**Exercise inputs:**
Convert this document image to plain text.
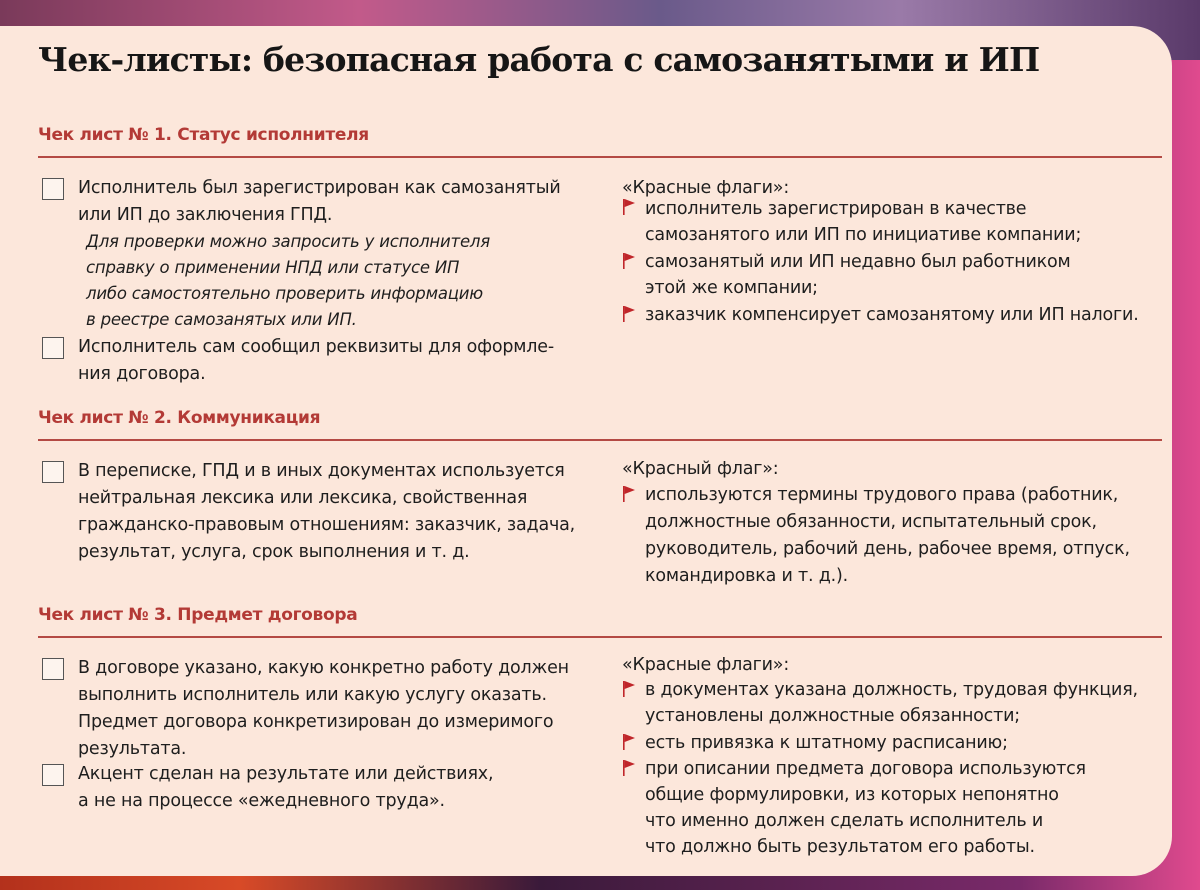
Чек-листы: безопасная работа с самозанятыми и ИП
Чек лист № 1. Статус исполнителя
Исполнитель был зарегистрирован как самозанятый
или ИП до заключения ГПД.
Для проверки можно запросить у исполнителя
справку о применении НПД или статусе ИП
либо самостоятельно проверить информацию
в реестре самозанятых или ИП.
Исполнитель сам сообщил реквизиты для оформле-
ния договора.
«Красные флаги»:
исполнитель зарегистрирован в качестве
самозанятого или ИП по инициативе компании;
самозанятый или ИП недавно был работником
этой же компании;
заказчик компенсирует самозанятому или ИП налоги.
Чек лист № 2. Коммуникация
В переписке, ГПД и в иных документах используется
нейтральная лексика или лексика, свойственная
гражданско-правовым отношениям: заказчик, задача,
результат, услуга, срок выполнения и т. д.
«Красный флаг»:
используются термины трудового права (работник,
должностные обязанности, испытательный срок,
руководитель, рабочий день, рабочее время, отпуск,
командировка и т. д.).
Чек лист № 3. Предмет договора
В договоре указано, какую конкретно работу должен
выполнить исполнитель или какую услугу оказать.
Предмет договора конкретизирован до измеримого
результата.
Акцент сделан на результате или действиях,
а не на процессе «ежедневного труда».
«Красные флаги»:
в документах указана должность, трудовая функция,
установлены должностные обязанности;
есть привязка к штатному расписанию;
при описании предмета договора используются
общие формулировки, из которых непонятно
что именно должен сделать исполнитель и
что должно быть результатом его работы.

**What is expected:** Using the records above, pull out each line where the word "зарегистрирован" occurs.

**Task output:**
Исполнитель был зарегистрирован как самозанятый
исполнитель зарегистрирован в качестве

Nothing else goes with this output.